**Directions for this task:** Below are some records; reproduce every one of them exactly.

**Listing:**
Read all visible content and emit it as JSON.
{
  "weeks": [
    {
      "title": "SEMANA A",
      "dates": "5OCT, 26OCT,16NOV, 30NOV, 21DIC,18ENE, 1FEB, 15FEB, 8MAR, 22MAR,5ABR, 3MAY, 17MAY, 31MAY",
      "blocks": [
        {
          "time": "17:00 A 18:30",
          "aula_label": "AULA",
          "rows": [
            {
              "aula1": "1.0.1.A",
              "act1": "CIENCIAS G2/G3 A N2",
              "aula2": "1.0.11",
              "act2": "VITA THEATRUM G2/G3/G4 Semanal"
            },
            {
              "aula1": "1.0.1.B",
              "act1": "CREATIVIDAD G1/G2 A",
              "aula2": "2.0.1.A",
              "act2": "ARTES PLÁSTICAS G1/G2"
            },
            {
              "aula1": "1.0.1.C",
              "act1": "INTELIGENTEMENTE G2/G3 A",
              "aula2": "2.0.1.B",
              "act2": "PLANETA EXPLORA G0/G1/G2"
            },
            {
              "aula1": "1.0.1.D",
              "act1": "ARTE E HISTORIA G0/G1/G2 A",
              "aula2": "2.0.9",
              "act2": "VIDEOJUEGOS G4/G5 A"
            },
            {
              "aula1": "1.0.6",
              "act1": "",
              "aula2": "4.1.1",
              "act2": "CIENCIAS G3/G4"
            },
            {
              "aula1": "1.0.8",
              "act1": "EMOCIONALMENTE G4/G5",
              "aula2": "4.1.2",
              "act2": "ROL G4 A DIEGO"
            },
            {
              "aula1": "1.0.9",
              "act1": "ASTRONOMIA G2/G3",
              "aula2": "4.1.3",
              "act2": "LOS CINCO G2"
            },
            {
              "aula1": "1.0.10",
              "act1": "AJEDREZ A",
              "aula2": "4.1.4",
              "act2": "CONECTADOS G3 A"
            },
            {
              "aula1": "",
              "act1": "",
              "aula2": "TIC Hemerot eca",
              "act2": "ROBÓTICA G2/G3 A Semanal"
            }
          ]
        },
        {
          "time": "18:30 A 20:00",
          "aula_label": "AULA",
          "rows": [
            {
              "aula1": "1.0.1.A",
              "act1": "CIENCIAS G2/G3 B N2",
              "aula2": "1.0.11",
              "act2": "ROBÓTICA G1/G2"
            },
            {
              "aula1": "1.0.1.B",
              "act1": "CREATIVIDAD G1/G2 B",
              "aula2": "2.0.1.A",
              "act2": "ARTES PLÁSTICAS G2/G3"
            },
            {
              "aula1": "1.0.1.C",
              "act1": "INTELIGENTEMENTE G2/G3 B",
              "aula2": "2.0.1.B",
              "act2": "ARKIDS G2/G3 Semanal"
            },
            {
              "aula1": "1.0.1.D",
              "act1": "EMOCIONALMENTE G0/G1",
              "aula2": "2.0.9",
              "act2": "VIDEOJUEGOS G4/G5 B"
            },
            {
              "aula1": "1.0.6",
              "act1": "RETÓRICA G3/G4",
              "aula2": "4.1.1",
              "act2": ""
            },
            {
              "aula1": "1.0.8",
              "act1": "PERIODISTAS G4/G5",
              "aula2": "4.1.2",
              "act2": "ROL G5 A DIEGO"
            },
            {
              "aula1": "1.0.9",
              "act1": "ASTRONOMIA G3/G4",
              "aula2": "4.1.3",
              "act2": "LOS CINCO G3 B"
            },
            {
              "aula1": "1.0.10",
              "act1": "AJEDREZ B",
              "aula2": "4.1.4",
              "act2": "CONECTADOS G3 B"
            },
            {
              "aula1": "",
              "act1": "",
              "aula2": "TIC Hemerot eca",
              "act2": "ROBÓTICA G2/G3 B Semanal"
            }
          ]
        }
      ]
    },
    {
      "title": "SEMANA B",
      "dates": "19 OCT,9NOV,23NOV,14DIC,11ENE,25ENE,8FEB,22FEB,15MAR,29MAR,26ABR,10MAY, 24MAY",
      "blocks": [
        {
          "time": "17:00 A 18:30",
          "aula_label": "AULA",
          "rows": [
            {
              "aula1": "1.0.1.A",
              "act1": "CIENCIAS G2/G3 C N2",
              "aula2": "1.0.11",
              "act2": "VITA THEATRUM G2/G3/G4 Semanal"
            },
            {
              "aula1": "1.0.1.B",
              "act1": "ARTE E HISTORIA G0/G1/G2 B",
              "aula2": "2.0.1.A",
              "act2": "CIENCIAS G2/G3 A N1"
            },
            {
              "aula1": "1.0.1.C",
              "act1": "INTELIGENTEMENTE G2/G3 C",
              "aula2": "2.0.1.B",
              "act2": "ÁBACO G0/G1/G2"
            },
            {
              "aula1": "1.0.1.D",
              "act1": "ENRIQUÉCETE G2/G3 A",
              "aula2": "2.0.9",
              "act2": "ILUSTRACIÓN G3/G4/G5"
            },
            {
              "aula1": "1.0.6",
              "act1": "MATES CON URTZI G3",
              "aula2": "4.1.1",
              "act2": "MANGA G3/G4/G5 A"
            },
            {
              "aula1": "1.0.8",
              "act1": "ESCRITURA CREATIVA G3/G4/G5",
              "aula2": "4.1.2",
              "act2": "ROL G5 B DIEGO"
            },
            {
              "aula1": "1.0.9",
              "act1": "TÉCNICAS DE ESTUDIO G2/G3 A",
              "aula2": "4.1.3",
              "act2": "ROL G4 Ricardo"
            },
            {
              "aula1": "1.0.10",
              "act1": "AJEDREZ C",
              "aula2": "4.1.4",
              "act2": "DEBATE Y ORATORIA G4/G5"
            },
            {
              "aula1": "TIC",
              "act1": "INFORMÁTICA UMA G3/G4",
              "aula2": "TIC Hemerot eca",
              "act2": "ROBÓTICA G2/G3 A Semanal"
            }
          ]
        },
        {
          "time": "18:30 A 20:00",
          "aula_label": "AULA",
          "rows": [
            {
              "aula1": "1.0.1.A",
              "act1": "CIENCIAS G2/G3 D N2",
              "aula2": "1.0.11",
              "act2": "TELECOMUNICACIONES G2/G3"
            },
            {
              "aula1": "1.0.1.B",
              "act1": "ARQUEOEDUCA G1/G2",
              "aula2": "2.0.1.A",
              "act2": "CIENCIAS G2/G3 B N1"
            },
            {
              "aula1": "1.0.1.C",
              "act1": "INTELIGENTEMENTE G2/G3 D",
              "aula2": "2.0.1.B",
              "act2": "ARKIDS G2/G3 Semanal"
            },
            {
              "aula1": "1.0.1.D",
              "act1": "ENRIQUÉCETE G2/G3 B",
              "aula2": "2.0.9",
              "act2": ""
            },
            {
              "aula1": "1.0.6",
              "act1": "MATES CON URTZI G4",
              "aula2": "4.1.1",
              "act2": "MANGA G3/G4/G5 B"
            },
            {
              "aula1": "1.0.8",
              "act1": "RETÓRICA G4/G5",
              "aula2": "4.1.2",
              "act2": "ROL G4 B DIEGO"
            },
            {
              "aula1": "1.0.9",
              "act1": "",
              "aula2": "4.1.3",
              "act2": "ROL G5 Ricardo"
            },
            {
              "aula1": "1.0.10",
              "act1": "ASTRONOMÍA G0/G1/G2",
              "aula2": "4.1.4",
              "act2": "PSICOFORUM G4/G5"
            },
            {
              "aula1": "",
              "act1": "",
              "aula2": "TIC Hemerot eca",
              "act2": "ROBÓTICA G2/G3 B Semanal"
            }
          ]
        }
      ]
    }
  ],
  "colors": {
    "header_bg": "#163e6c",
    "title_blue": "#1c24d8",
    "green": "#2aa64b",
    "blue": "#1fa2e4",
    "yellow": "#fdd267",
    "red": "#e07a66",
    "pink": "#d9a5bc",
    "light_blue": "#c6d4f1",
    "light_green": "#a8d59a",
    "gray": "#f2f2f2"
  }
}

**Task solution:**
Read all visible content and emit it as JSON.
{
  "weeks": [
    {
      "title": "SEMANA A",
      "dates": "5OCT, 26OCT,16NOV, 30NOV, 21DIC,18ENE, 1FEB, 15FEB, 8MAR, 22MAR,5ABR, 3MAY, 17MAY, 31MAY",
      "blocks": [
        {
          "time": "17:00 A 18:30",
          "aula_label": "AULA",
          "rows": [
            {
              "aula1": "1.0.1.A",
              "act1": "CIENCIAS G2/G3 A N2",
              "aula2": "1.0.11",
              "act2": "VITA THEATRUM G2/G3/G4 Semanal"
            },
            {
              "aula1": "1.0.1.B",
              "act1": "CREATIVIDAD G1/G2 A",
              "aula2": "2.0.1.A",
              "act2": "ARTES PLÁSTICAS G1/G2"
            },
            {
              "aula1": "1.0.1.C",
              "act1": "INTELIGENTEMENTE G2/G3 A",
              "aula2": "2.0.1.B",
              "act2": "PLANETA EXPLORA G0/G1/G2"
            },
            {
              "aula1": "1.0.1.D",
              "act1": "ARTE E HISTORIA G0/G1/G2 A",
              "aula2": "2.0.9",
              "act2": "VIDEOJUEGOS G4/G5 A"
            },
            {
              "aula1": "1.0.6",
              "act1": "",
              "aula2": "4.1.1",
              "act2": "CIENCIAS G3/G4"
            },
            {
              "aula1": "1.0.8",
              "act1": "EMOCIONALMENTE G4/G5",
              "aula2": "4.1.2",
              "act2": "ROL G4 A DIEGO"
            },
            {
              "aula1": "1.0.9",
              "act1": "ASTRONOMIA G2/G3",
              "aula2": "4.1.3",
              "act2": "LOS CINCO G2"
            },
            {
              "aula1": "1.0.10",
              "act1": "AJEDREZ A",
              "aula2": "4.1.4",
              "act2": "CONECTADOS G3 A"
            },
            {
              "aula1": "",
              "act1": "",
              "aula2": "TIC Hemerot eca",
              "act2": "ROBÓTICA G2/G3 A Semanal"
            }
          ]
        },
        {
          "time": "18:30 A 20:00",
          "aula_label": "AULA",
          "rows": [
            {
              "aula1": "1.0.1.A",
              "act1": "CIENCIAS G2/G3 B N2",
              "aula2": "1.0.11",
              "act2": "ROBÓTICA G1/G2"
            },
            {
              "aula1": "1.0.1.B",
              "act1": "CREATIVIDAD G1/G2 B",
              "aula2": "2.0.1.A",
              "act2": "ARTES PLÁSTICAS G2/G3"
            },
            {
              "aula1": "1.0.1.C",
              "act1": "INTELIGENTEMENTE G2/G3 B",
              "aula2": "2.0.1.B",
              "act2": "ARKIDS G2/G3 Semanal"
            },
            {
              "aula1": "1.0.1.D",
              "act1": "EMOCIONALMENTE G0/G1",
              "aula2": "2.0.9",
              "act2": "VIDEOJUEGOS G4/G5 B"
            },
            {
              "aula1": "1.0.6",
              "act1": "RETÓRICA G3/G4",
              "aula2": "4.1.1",
              "act2": ""
            },
            {
              "aula1": "1.0.8",
              "act1": "PERIODISTAS G4/G5",
              "aula2": "4.1.2",
              "act2": "ROL G5 A DIEGO"
            },
            {
              "aula1": "1.0.9",
              "act1": "ASTRONOMIA G3/G4",
              "aula2": "4.1.3",
              "act2": "LOS CINCO G3 B"
            },
            {
              "aula1": "1.0.10",
              "act1": "AJEDREZ B",
              "aula2": "4.1.4",
              "act2": "CONECTADOS G3 B"
            },
            {
              "aula1": "",
              "act1": "",
              "aula2": "TIC Hemerot eca",
              "act2": "ROBÓTICA G2/G3 B Semanal"
            }
          ]
        }
      ]
    },
    {
      "title": "SEMANA B",
      "dates": "19 OCT,9NOV,23NOV,14DIC,11ENE,25ENE,8FEB,22FEB,15MAR,29MAR,26ABR,10MAY, 24MAY",
      "blocks": [
        {
          "time": "17:00 A 18:30",
          "aula_label": "AULA",
          "rows": [
            {
              "aula1": "1.0.1.A",
              "act1": "CIENCIAS G2/G3 C N2",
              "aula2": "1.0.11",
              "act2": "VITA THEATRUM G2/G3/G4 Semanal"
            },
            {
              "aula1": "1.0.1.B",
              "act1": "ARTE E HISTORIA G0/G1/G2 B",
              "aula2": "2.0.1.A",
              "act2": "CIENCIAS G2/G3 A N1"
            },
            {
              "aula1": "1.0.1.C",
              "act1": "INTELIGENTEMENTE G2/G3 C",
              "aula2": "2.0.1.B",
              "act2": "ÁBACO G0/G1/G2"
            },
            {
              "aula1": "1.0.1.D",
              "act1": "ENRIQUÉCETE G2/G3 A",
              "aula2": "2.0.9",
              "act2": "ILUSTRACIÓN G3/G4/G5"
            },
            {
              "aula1": "1.0.6",
              "act1": "MATES CON URTZI G3",
              "aula2": "4.1.1",
              "act2": "MANGA G3/G4/G5 A"
            },
            {
              "aula1": "1.0.8",
              "act1": "ESCRITURA CREATIVA G3/G4/G5",
              "aula2": "4.1.2",
              "act2": "ROL G5 B DIEGO"
            },
            {
              "aula1": "1.0.9",
              "act1": "TÉCNICAS DE ESTUDIO G2/G3 A",
              "aula2": "4.1.3",
              "act2": "ROL G4 Ricardo"
            },
            {
              "aula1": "1.0.10",
              "act1": "AJEDREZ C",
              "aula2": "4.1.4",
              "act2": "DEBATE Y ORATORIA G4/G5"
            },
            {
              "aula1": "TIC",
              "act1": "INFORMÁTICA UMA G3/G4",
              "aula2": "TIC Hemerot eca",
              "act2": "ROBÓTICA G2/G3 A Semanal"
            }
          ]
        },
        {
          "time": "18:30 A 20:00",
          "aula_label": "AULA",
          "rows": [
            {
              "aula1": "1.0.1.A",
              "act1": "CIENCIAS G2/G3 D N2",
              "aula2": "1.0.11",
              "act2": "TELECOMUNICACIONES G2/G3"
            },
            {
              "aula1": "1.0.1.B",
              "act1": "ARQUEOEDUCA G1/G2",
              "aula2": "2.0.1.A",
              "act2": "CIENCIAS G2/G3 B N1"
            },
            {
              "aula1": "1.0.1.C",
              "act1": "INTELIGENTEMENTE G2/G3 D",
              "aula2": "2.0.1.B",
              "act2": "ARKIDS G2/G3 Semanal"
            },
            {
              "aula1": "1.0.1.D",
              "act1": "ENRIQUÉCETE G2/G3 B",
              "aula2": "2.0.9",
              "act2": ""
            },
            {
              "aula1": "1.0.6",
              "act1": "MATES CON URTZI G4",
              "aula2": "4.1.1",
              "act2": "MANGA G3/G4/G5 B"
            },
            {
              "aula1": "1.0.8",
              "act1": "RETÓRICA G4/G5",
              "aula2": "4.1.2",
              "act2": "ROL G4 B DIEGO"
            },
            {
              "aula1": "1.0.9",
              "act1": "",
              "aula2": "4.1.3",
              "act2": "ROL G5 Ricardo"
            },
            {
              "aula1": "1.0.10",
              "act1": "ASTRONOMÍA G0/G1/G2",
              "aula2": "4.1.4",
              "act2": "PSICOFORUM G4/G5"
            },
            {
              "aula1": "",
              "act1": "",
              "aula2": "TIC Hemerot eca",
              "act2": "ROBÓTICA G2/G3 B Semanal"
            }
          ]
        }
      ]
    }
  ],
  "colors": {
    "header_bg": "#163e6c",
    "title_blue": "#1c24d8",
    "green": "#2aa64b",
    "blue": "#1fa2e4",
    "yellow": "#fdd267",
    "red": "#e07a66",
    "pink": "#d9a5bc",
    "light_blue": "#c6d4f1",
    "light_green": "#a8d59a",
    "gray": "#f2f2f2"
  }
}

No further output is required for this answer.